Records for the task:
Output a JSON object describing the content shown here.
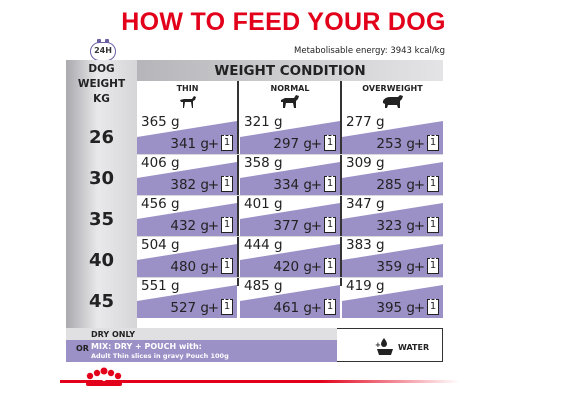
{
  "title": "HOW TO FEED YOUR DOG",
  "badge": "24H",
  "energy": "Metabolisable energy: 3943 kcal/kg",
  "table": {
    "weight_header": [
      "DOG",
      "WEIGHT",
      "KG"
    ],
    "condition_header": "WEIGHT CONDITION",
    "columns": [
      "THIN",
      "NORMAL",
      "OVERWEIGHT"
    ],
    "rows": [
      {
        "kg": "26",
        "cells": [
          {
            "dry": "365 g",
            "mix": "341 g"
          },
          {
            "dry": "321 g",
            "mix": "297 g"
          },
          {
            "dry": "277 g",
            "mix": "253 g"
          }
        ]
      },
      {
        "kg": "30",
        "cells": [
          {
            "dry": "406 g",
            "mix": "382 g"
          },
          {
            "dry": "358 g",
            "mix": "334 g"
          },
          {
            "dry": "309 g",
            "mix": "285 g"
          }
        ]
      },
      {
        "kg": "35",
        "cells": [
          {
            "dry": "456 g",
            "mix": "432 g"
          },
          {
            "dry": "401 g",
            "mix": "377 g"
          },
          {
            "dry": "347 g",
            "mix": "323 g"
          }
        ]
      },
      {
        "kg": "40",
        "cells": [
          {
            "dry": "504 g",
            "mix": "480 g"
          },
          {
            "dry": "444 g",
            "mix": "420 g"
          },
          {
            "dry": "383 g",
            "mix": "359 g"
          }
        ]
      },
      {
        "kg": "45",
        "cells": [
          {
            "dry": "551 g",
            "mix": "527 g"
          },
          {
            "dry": "485 g",
            "mix": "461 g"
          },
          {
            "dry": "419 g",
            "mix": "395 g"
          }
        ]
      }
    ],
    "plus": "+",
    "pouch_count": "1"
  },
  "legend": {
    "dry_only": "DRY ONLY",
    "or": "OR",
    "mix": "MIX: DRY + POUCH with:",
    "mix_detail": "Adult Thin slices in gravy Pouch 100g",
    "water": "WATER"
  },
  "colors": {
    "brand_red": "#e2001a",
    "purple": "#9b91c7",
    "gray": "#e0e0e3"
  },
  "icons": [
    "clock-24h-icon",
    "thin-dog-icon",
    "normal-dog-icon",
    "overweight-dog-icon",
    "pouch-icon",
    "water-bowl-icon",
    "royal-canin-crown-icon"
  ]
}
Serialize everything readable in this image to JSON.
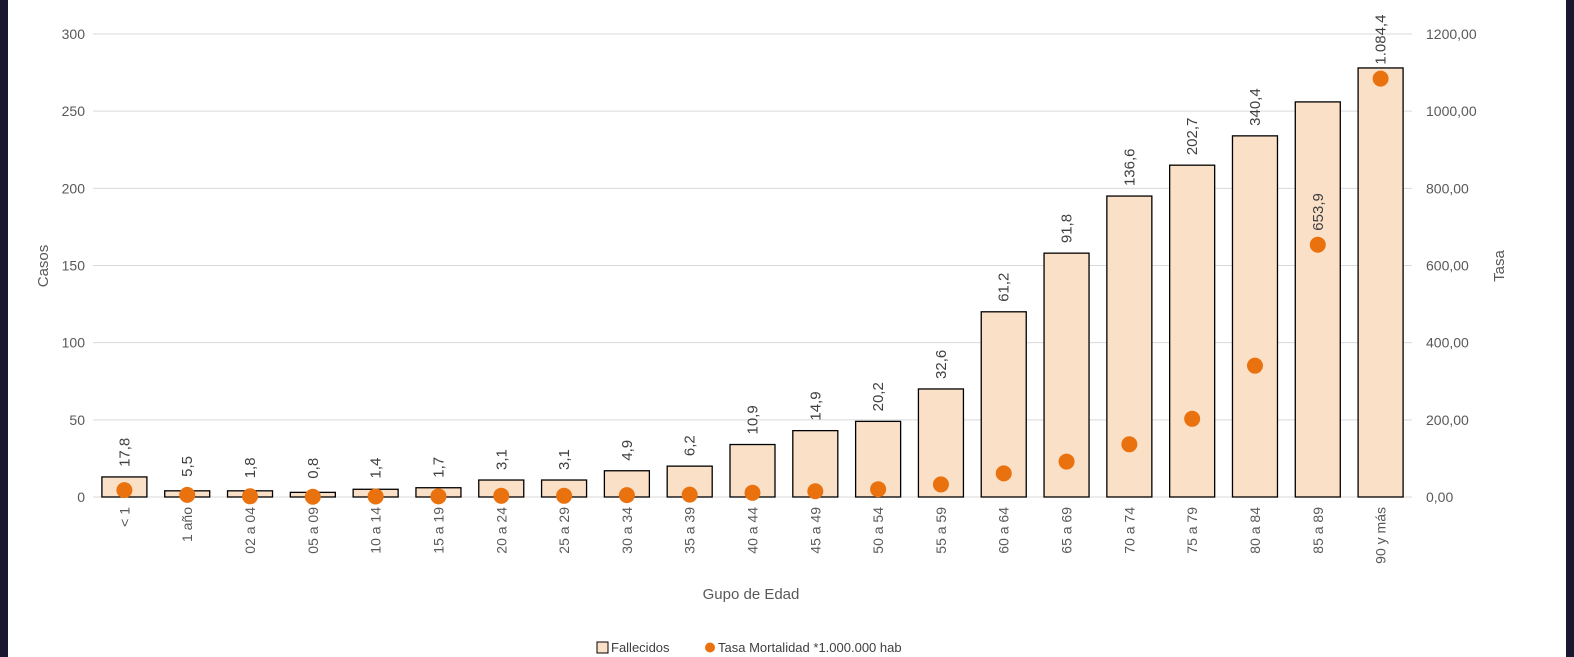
{
  "chart_data": {
    "type": "bar",
    "categories": [
      "< 1",
      "1 año",
      "02 a 04",
      "05 a 09",
      "10 a 14",
      "15 a 19",
      "20 a 24",
      "25 a 29",
      "30 a 34",
      "35 a 39",
      "40 a 44",
      "45 a 49",
      "50 a 54",
      "55 a 59",
      "60 a 64",
      "65 a 69",
      "70 a 74",
      "75 a 79",
      "80 a 84",
      "85 a 89",
      "90 y más"
    ],
    "series": [
      {
        "name": "Fallecidos",
        "kind": "bar",
        "axis": "left",
        "color": "#fbe0c8",
        "values": [
          13,
          4,
          4,
          3,
          5,
          6,
          11,
          11,
          17,
          20,
          34,
          43,
          49,
          70,
          120,
          158,
          195,
          215,
          234,
          256,
          278
        ]
      },
      {
        "name": "Tasa Mortalidad *1.000.000 hab",
        "kind": "scatter",
        "axis": "right",
        "color": "#e9720f",
        "values": [
          17.8,
          5.5,
          1.8,
          0.8,
          1.4,
          1.7,
          3.1,
          3.1,
          4.9,
          6.2,
          10.9,
          14.9,
          20.2,
          32.6,
          61.2,
          91.8,
          136.6,
          202.7,
          340.4,
          653.9,
          1084.4
        ],
        "labels": [
          "17,8",
          "5,5",
          "1,8",
          "0,8",
          "1,4",
          "1,7",
          "3,1",
          "3,1",
          "4,9",
          "6,2",
          "10,9",
          "14,9",
          "20,2",
          "32,6",
          "61,2",
          "91,8",
          "136,6",
          "202,7",
          "340,4",
          "653,9",
          "1.084,4"
        ]
      }
    ],
    "xlabel": "Gupo de Edad",
    "ylabel": "Casos",
    "y2label": "Tasa",
    "ylim": [
      0,
      300
    ],
    "y2lim": [
      0,
      1200
    ],
    "yticks": [
      "0",
      "50",
      "100",
      "150",
      "200",
      "250",
      "300"
    ],
    "y2ticks": [
      "0,00",
      "200,00",
      "400,00",
      "600,00",
      "800,00",
      "1000,00",
      "1200,00"
    ],
    "grid": true,
    "legend": "bottom-center"
  }
}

What you need to do: Identify each line in the records above containing the word "JSON"; copy those lines.

Task response:
Output a JSON object describing the content shown here.
Serialize everything readable in this image to JSON.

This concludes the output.